**What is being asked**:
Every record must be repeated exactly, with no omission.

┄┄┄┄┄┄

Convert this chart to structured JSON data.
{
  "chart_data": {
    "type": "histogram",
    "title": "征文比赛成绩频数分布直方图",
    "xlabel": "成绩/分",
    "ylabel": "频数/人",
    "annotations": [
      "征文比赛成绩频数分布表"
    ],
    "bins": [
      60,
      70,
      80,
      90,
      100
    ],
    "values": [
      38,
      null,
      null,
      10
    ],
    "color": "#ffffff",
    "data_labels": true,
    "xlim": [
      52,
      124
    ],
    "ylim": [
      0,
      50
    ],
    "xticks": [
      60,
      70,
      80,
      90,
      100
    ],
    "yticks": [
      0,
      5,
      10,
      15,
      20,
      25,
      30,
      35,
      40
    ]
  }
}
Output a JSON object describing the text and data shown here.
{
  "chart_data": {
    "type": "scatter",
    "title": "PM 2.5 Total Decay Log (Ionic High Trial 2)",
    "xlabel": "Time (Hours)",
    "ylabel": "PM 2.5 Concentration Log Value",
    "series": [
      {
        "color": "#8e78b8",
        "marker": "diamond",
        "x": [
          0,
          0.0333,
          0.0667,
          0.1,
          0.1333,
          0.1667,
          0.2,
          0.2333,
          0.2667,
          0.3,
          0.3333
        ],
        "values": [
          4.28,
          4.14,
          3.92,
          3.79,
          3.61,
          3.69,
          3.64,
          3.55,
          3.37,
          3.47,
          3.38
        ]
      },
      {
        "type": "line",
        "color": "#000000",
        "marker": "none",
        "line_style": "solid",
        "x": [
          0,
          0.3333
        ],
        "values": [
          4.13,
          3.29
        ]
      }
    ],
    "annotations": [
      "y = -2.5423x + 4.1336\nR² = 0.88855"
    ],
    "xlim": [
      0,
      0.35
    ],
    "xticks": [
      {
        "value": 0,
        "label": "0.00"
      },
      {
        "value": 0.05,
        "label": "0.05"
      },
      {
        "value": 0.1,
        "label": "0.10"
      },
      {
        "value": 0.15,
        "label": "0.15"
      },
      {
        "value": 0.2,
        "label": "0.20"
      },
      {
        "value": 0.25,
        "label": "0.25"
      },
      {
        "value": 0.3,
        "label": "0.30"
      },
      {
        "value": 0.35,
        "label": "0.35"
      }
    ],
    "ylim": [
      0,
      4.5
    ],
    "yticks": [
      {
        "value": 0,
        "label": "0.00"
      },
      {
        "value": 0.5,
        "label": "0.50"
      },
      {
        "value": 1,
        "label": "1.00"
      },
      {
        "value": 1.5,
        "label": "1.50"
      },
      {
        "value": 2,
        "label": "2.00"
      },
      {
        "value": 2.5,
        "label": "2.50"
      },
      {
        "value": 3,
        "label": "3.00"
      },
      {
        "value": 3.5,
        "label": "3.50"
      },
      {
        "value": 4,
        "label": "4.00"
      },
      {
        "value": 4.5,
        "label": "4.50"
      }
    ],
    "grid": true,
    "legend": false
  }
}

┄┄┄┄┄┄

**Answer**:
Convert this chart to structured JSON data.
{
  "chart_data": {
    "type": "histogram",
    "title": "征文比赛成绩频数分布直方图",
    "xlabel": "成绩/分",
    "ylabel": "频数/人",
    "annotations": [
      "征文比赛成绩频数分布表"
    ],
    "bins": [
      60,
      70,
      80,
      90,
      100
    ],
    "values": [
      38,
      null,
      null,
      10
    ],
    "color": "#ffffff",
    "data_labels": true,
    "xlim": [
      52,
      124
    ],
    "ylim": [
      0,
      50
    ],
    "xticks": [
      60,
      70,
      80,
      90,
      100
    ],
    "yticks": [
      0,
      5,
      10,
      15,
      20,
      25,
      30,
      35,
      40
    ]
  }
}
Output a JSON object describing the text and data shown here.
{
  "chart_data": {
    "type": "scatter",
    "title": "PM 2.5 Total Decay Log (Ionic High Trial 2)",
    "xlabel": "Time (Hours)",
    "ylabel": "PM 2.5 Concentration Log Value",
    "series": [
      {
        "color": "#8e78b8",
        "marker": "diamond",
        "x": [
          0,
          0.0333,
          0.0667,
          0.1,
          0.1333,
          0.1667,
          0.2,
          0.2333,
          0.2667,
          0.3,
          0.3333
        ],
        "values": [
          4.28,
          4.14,
          3.92,
          3.79,
          3.61,
          3.69,
          3.64,
          3.55,
          3.37,
          3.47,
          3.38
        ]
      },
      {
        "type": "line",
        "color": "#000000",
        "marker": "none",
        "line_style": "solid",
        "x": [
          0,
          0.3333
        ],
        "values": [
          4.13,
          3.29
        ]
      }
    ],
    "annotations": [
      "y = -2.5423x + 4.1336\nR² = 0.88855"
    ],
    "xlim": [
      0,
      0.35
    ],
    "xticks": [
      {
        "value": 0,
        "label": "0.00"
      },
      {
        "value": 0.05,
        "label": "0.05"
      },
      {
        "value": 0.1,
        "label": "0.10"
      },
      {
        "value": 0.15,
        "label": "0.15"
      },
      {
        "value": 0.2,
        "label": "0.20"
      },
      {
        "value": 0.25,
        "label": "0.25"
      },
      {
        "value": 0.3,
        "label": "0.30"
      },
      {
        "value": 0.35,
        "label": "0.35"
      }
    ],
    "ylim": [
      0,
      4.5
    ],
    "yticks": [
      {
        "value": 0,
        "label": "0.00"
      },
      {
        "value": 0.5,
        "label": "0.50"
      },
      {
        "value": 1,
        "label": "1.00"
      },
      {
        "value": 1.5,
        "label": "1.50"
      },
      {
        "value": 2,
        "label": "2.00"
      },
      {
        "value": 2.5,
        "label": "2.50"
      },
      {
        "value": 3,
        "label": "3.00"
      },
      {
        "value": 3.5,
        "label": "3.50"
      },
      {
        "value": 4,
        "label": "4.00"
      },
      {
        "value": 4.5,
        "label": "4.50"
      }
    ],
    "grid": true,
    "legend": false
  }
}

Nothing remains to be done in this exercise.